### SHORT PROBLEM:
Filter the entries below, keeping only lines with the word "Toplam".

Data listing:
-=-=-=-=-

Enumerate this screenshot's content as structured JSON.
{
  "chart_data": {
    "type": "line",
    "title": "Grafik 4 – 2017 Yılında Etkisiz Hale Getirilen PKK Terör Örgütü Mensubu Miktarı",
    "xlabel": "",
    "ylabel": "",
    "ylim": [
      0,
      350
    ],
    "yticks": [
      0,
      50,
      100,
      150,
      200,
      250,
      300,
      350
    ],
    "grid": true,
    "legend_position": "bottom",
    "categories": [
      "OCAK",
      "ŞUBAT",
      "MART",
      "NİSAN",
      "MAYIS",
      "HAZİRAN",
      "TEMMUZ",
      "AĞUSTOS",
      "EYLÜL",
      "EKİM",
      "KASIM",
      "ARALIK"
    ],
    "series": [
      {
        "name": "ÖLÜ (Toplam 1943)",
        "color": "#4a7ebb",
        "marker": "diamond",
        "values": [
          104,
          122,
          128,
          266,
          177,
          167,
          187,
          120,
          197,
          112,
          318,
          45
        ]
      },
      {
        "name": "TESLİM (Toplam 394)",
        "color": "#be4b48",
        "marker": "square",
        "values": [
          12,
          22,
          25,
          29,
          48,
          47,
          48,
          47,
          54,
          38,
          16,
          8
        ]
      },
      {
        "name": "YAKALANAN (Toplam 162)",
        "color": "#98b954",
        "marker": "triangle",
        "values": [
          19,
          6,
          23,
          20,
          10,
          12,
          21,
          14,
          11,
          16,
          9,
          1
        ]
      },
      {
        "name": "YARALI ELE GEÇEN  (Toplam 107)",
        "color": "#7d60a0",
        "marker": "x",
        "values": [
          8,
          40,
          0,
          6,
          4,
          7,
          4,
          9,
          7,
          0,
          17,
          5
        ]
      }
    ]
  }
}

-=-=-=-=-

### REPLY:
        "name": "ÖLÜ (Toplam 1943)",
        "name": "TESLİM (Toplam 394)",
        "name": "YAKALANAN (Toplam 162)",
        "name": "YARALI ELE GEÇEN  (Toplam 107)",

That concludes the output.